Requirement |
Extract all lines from the data beneath that include the word "ἀπεκρίνατο".

[Dataset entries]
+--

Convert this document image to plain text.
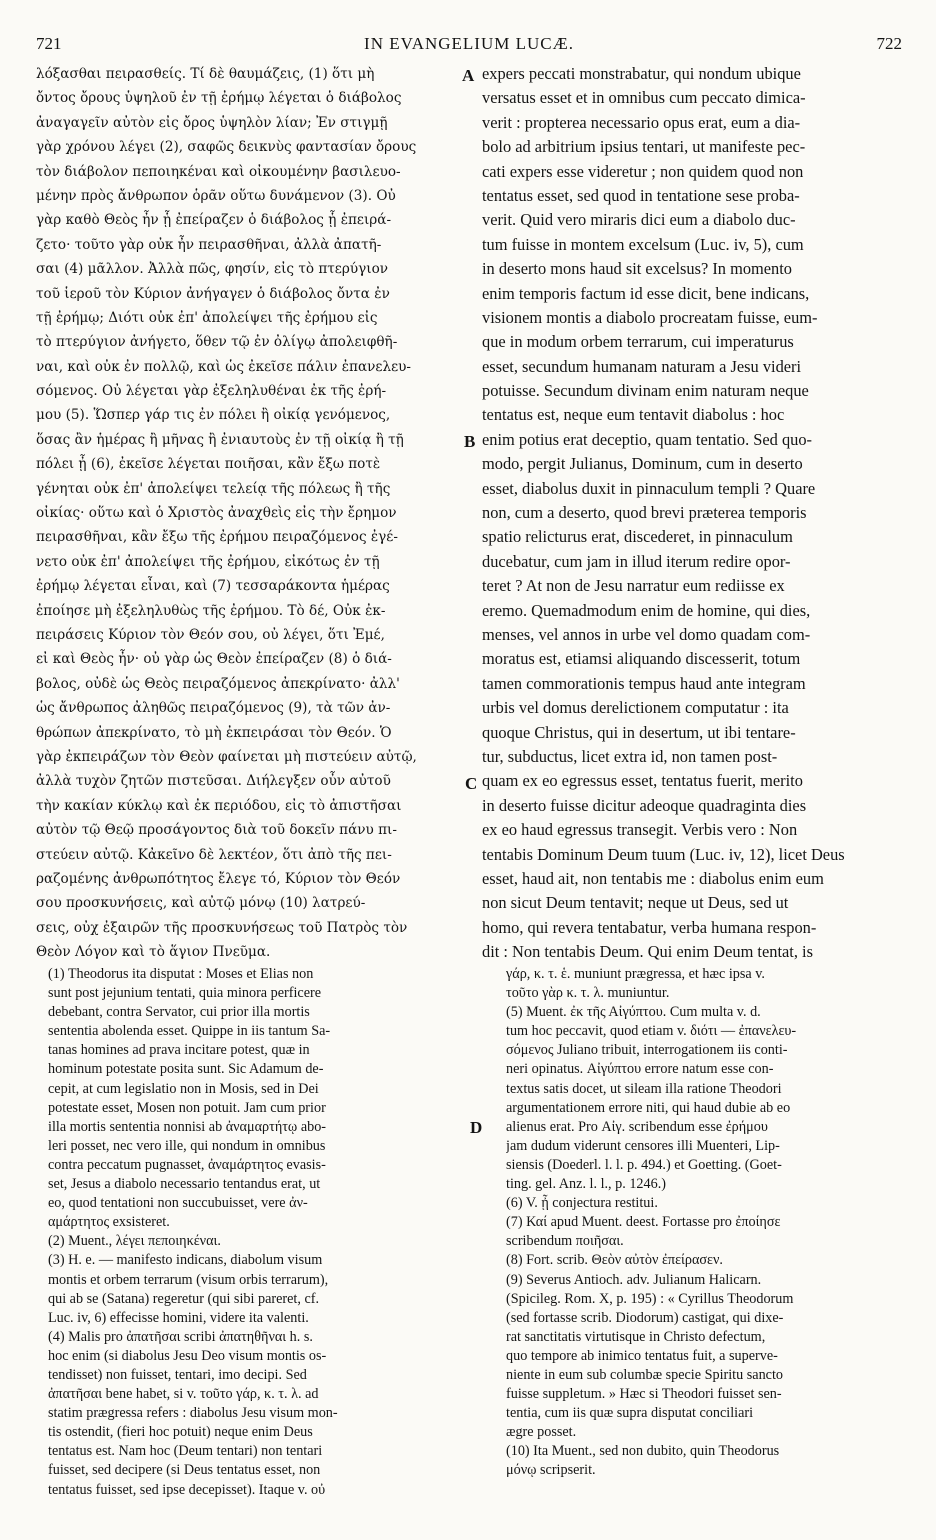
721	IN EVANGELIUM LUCÆ.	722
λόξασθαι πειρασθείς. Τί δὲ θαυμάζεις, (1) ὅτι μὴ
ὄντος ὄρους ὑψηλοῦ ἐν τῇ ἐρήμῳ λέγεται ὁ διάβολος
ἀναγαγεῖν αὐτὸν εἰς ὄρος ὑψηλὸν λίαν; Ἐν στιγμῇ
γὰρ χρόνου λέγει (2), σαφῶς δεικνὺς φαντασίαν ὄρους
τὸν διάβολον πεποιηκέναι καὶ οἰκουμένην βασιλευο-
μένην πρὸς ἄνθρωπον ὁρᾶν οὕτω δυνάμενον (3). Οὐ
γὰρ καθὸ Θεὸς ἦν ᾗ ἐπείραζεν ὁ διάβολος ᾗ ἐπειρά-
ζετο· τοῦτο γὰρ οὐκ ἦν πειρασθῆναι, ἀλλὰ ἀπατῆ-
σαι (4) μᾶλλον. Ἀλλὰ πῶς, φησίν, εἰς τὸ πτερύγιον
τοῦ ἱεροῦ τὸν Κύριον ἀνήγαγεν ὁ διάβολος ὄντα ἐν
τῇ ἐρήμῳ; Διότι οὐκ ἐπ' ἀπολείψει τῆς ἐρήμου εἰς
τὸ πτερύγιον ἀνήγετο, ὅθεν τῷ ἐν ὀλίγῳ ἀπολειφθῆ-
ναι, καὶ οὐκ ἐν πολλῷ, καὶ ὡς ἐκεῖσε πάλιν ἐπανελευ-
σόμενος. Οὐ λέγεται γὰρ ἐξεληλυθέναι ἐκ τῆς ἐρή-
μου (5). Ὥσπερ γάρ τις ἐν πόλει ἢ οἰκίᾳ γενόμενος,
ὅσας ἂν ἡμέρας ἢ μῆνας ἢ ἐνιαυτοὺς ἐν τῇ οἰκίᾳ ἢ τῇ
πόλει ᾖ (6), ἐκεῖσε λέγεται ποιῆσαι, κἂν ἔξω ποτὲ
γένηται οὐκ ἐπ' ἀπολείψει τελείᾳ τῆς πόλεως ἢ τῆς
οἰκίας· οὕτω καὶ ὁ Χριστὸς ἀναχθεὶς εἰς τὴν ἔρημον
πειρασθῆναι, κἂν ἔξω τῆς ἐρήμου πειραζόμενος ἐγέ-
νετο οὐκ ἐπ' ἀπολείψει τῆς ἐρήμου, εἰκότως ἐν τῇ
ἐρήμῳ λέγεται εἶναι, καὶ (7) τεσσαράκοντα ἡμέρας
ἐποίησε μὴ ἐξεληλυθὼς τῆς ἐρήμου. Τὸ δέ, Οὐκ ἐκ-
πειράσεις Κύριον τὸν Θεόν σου, οὐ λέγει, ὅτι Ἐμέ,
εἰ καὶ Θεὸς ἦν· οὐ γὰρ ὡς Θεὸν ἐπείραζεν (8) ὁ διά-
βολος, οὐδὲ ὡς Θεὸς πειραζόμενος ἀπεκρίνατο· ἀλλ'
ὡς ἄνθρωπος ἀληθῶς πειραζόμενος (9), τὰ τῶν ἀν-
θρώπων ἀπεκρίνατο, τὸ μὴ ἐκπειράσαι τὸν Θεόν. Ὁ
γὰρ ἐκπειράζων τὸν Θεὸν φαίνεται μὴ πιστεύειν αὐτῷ,
ἀλλὰ τυχὸν ζητῶν πιστεῦσαι. Διήλεγξεν οὖν αὐτοῦ
τὴν κακίαν κύκλῳ καὶ ἐκ περιόδου, εἰς τὸ ἀπιστῆσαι
αὐτὸν τῷ Θεῷ προσάγοντος διὰ τοῦ δοκεῖν πάνυ πι-
στεύειν αὐτῷ. Κἀκεῖνο δὲ λεκτέον, ὅτι ἀπὸ τῆς πει-
ραζομένης ἀνθρωπότητος ἔλεγε τό, Κύριον τὸν Θεόν
σου προσκυνήσεις, καὶ αὐτῷ μόνῳ (10) λατρεύ-
σεις, οὐχ ἐξαιρῶν τῆς προσκυνήσεως τοῦ Πατρὸς τὸν
Θεὸν Λόγον καὶ τὸ ἅγιον Πνεῦμα.
expers peccati monstrabatur, qui nondum ubique
versatus esset et in omnibus cum peccato dimica-
verit : propterea necessario opus erat, eum a dia-
bolo ad arbitrium ipsius tentari, ut manifeste pec-
cati expers esse videretur ; non quidem quod non
tentatus esset, sed quod in tentatione sese proba-
verit. Quid vero miraris dici eum a diabolo duc-
tum fuisse in montem excelsum (Luc. iv, 5), cum
in deserto mons haud sit excelsus? In momento
enim temporis factum id esse dicit, bene indicans,
visionem montis a diabolo procreatam fuisse, eum-
que in modum orbem terrarum, cui imperaturus
esset, secundum humanam naturam a Jesu videri
potuisse. Secundum divinam enim naturam neque
tentatus est, neque eum tentavit diabolus : hoc
enim potius erat deceptio, quam tentatio. Sed quo-
modo, pergit Julianus, Dominum, cum in deserto
esset, diabolus duxit in pinnaculum templi ? Quare
non, cum a deserto, quod brevi præterea temporis
spatio relicturus erat, discederet, in pinnaculum
ducebatur, cum jam in illud iterum redire opor-
teret ? At non de Jesu narratur eum rediisse ex
eremo. Quemadmodum enim de homine, qui dies,
menses, vel annos in urbe vel domo quadam com-
moratus est, etiamsi aliquando discesserit, totum
tamen commorationis tempus haud ante integram
urbis vel domus derelictionem computatur : ita
quoque Christus, qui in desertum, ut ibi tentare-
tur, subductus, licet extra id, non tamen post-
quam ex eo egressus esset, tentatus fuerit, merito
in deserto fuisse dicitur adeoque quadraginta dies
ex eo haud egressus transegit. Verbis vero : Non
tentabis Dominum Deum tuum (Luc. iv, 12), licet Deus
esset, haud ait, non tentabis me : diabolus enim eum
non sicut Deum tentavit; neque ut Deus, sed ut
homo, qui revera tentabatur, verba humana respon-
dit : Non tentabis Deum. Qui enim Deum tentat, is
A
B
C
D
(1) Theodorus ita disputat : Moses et Elias non
sunt post jejunium tentati, quia minora perficere
debebant, contra Servator, cui prior illa mortis
sententia abolenda esset. Quippe in iis tantum Sa-
tanas homines ad prava incitare potest, quæ in
hominum potestate posita sunt. Sic Adamum de-
cepit, at cum legislatio non in Mosis, sed in Dei
potestate esset, Mosen non potuit. Jam cum prior
illa mortis sententia nonnisi ab ἀναμαρτήτῳ abo-
leri posset, nec vero ille, qui nondum in omnibus
contra peccatum pugnasset, ἀναμάρτητος evasis-
set, Jesus a diabolo necessario tentandus erat, ut
eo, quod tentationi non succubuisset, vere ἀν-
αμάρτητος exsisteret.
(2) Muent., λέγει πεποιηκέναι.
(3) H. e. — manifesto indicans, diabolum visum
montis et orbem terrarum (visum orbis terrarum),
qui ab se (Satana) regeretur (qui sibi pareret, cf.
Luc. iv, 6) effecisse homini, videre ita valenti.
(4) Malis pro ἀπατῆσαι scribi ἀπατηθῆναι h. s.
hoc enim (si diabolus Jesu Deo visum montis os-
tendisset) non fuisset, tentari, imo decipi. Sed
ἀπατῆσαι bene habet, si v. τοῦτο γάρ, κ. τ. λ. ad
statim prægressa refers : diabolus Jesu visum mon-
tis ostendit, (fieri hoc potuit) neque enim Deus
tentatus est. Nam hoc (Deum tentari) non tentari
fuisset, sed decipere (si Deus tentatus esset, non
tentatus fuisset, sed ipse decepisset). Itaque v. οὐ
γάρ, κ. τ. ἑ. muniunt prægressa, et hæc ipsa v.
τοῦτο γὰρ κ. τ. λ. muniuntur.
(5) Muent. ἐκ τῆς Αἰγύπτου. Cum multa v. d.
tum hoc peccavit, quod etiam v. διότι — ἐπανελευ-
σόμενος Juliano tribuit, interrogationem iis conti-
neri opinatus. Αἰγύπτου errore natum esse con-
textus satis docet, ut sileam illa ratione Theodori
argumentationem errore niti, qui haud dubie ab eo
alienus erat. Pro Αἰγ. scribendum esse ἐρήμου
jam dudum viderunt censores illi Muenteri, Lip-
siensis (Doederl. l. l. p. 494.) et Goetting. (Goet-
ting. gel. Anz. l. l., p. 1246.)
(6) V. ᾖ conjectura restitui.
(7) Καί apud Muent. deest. Fortasse pro ἐποίησε
scribendum ποιῆσαι.
(8) Fort. scrib. Θεὸν αὐτὸν ἐπείρασεν.
(9) Severus Antioch. adv. Julianum Halicarn.
(Spicileg. Rom. X, p. 195) : « Cyrillus Theodorum
(sed fortasse scrib. Diodorum) castigat, qui dixe-
rat sanctitatis virtutisque in Christo defectum,
quo tempore ab inimico tentatus fuit, a superve-
niente in eum sub columbæ specie Spiritu sancto
fuisse suppletum. » Hæc si Theodori fuisset sen-
tentia, cum iis quæ supra disputat conciliari
ægre posset.
(10) Ita Muent., sed non dubito, quin Theodorus
μόνῳ scripserit.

+--

Finished exercise |
βολος, οὐδὲ ὡς Θεὸς πειραζόμενος ἀπεκρίνατο· ἀλλ'
θρώπων ἀπεκρίνατο, τὸ μὴ ἐκπειράσαι τὸν Θεόν. Ὁ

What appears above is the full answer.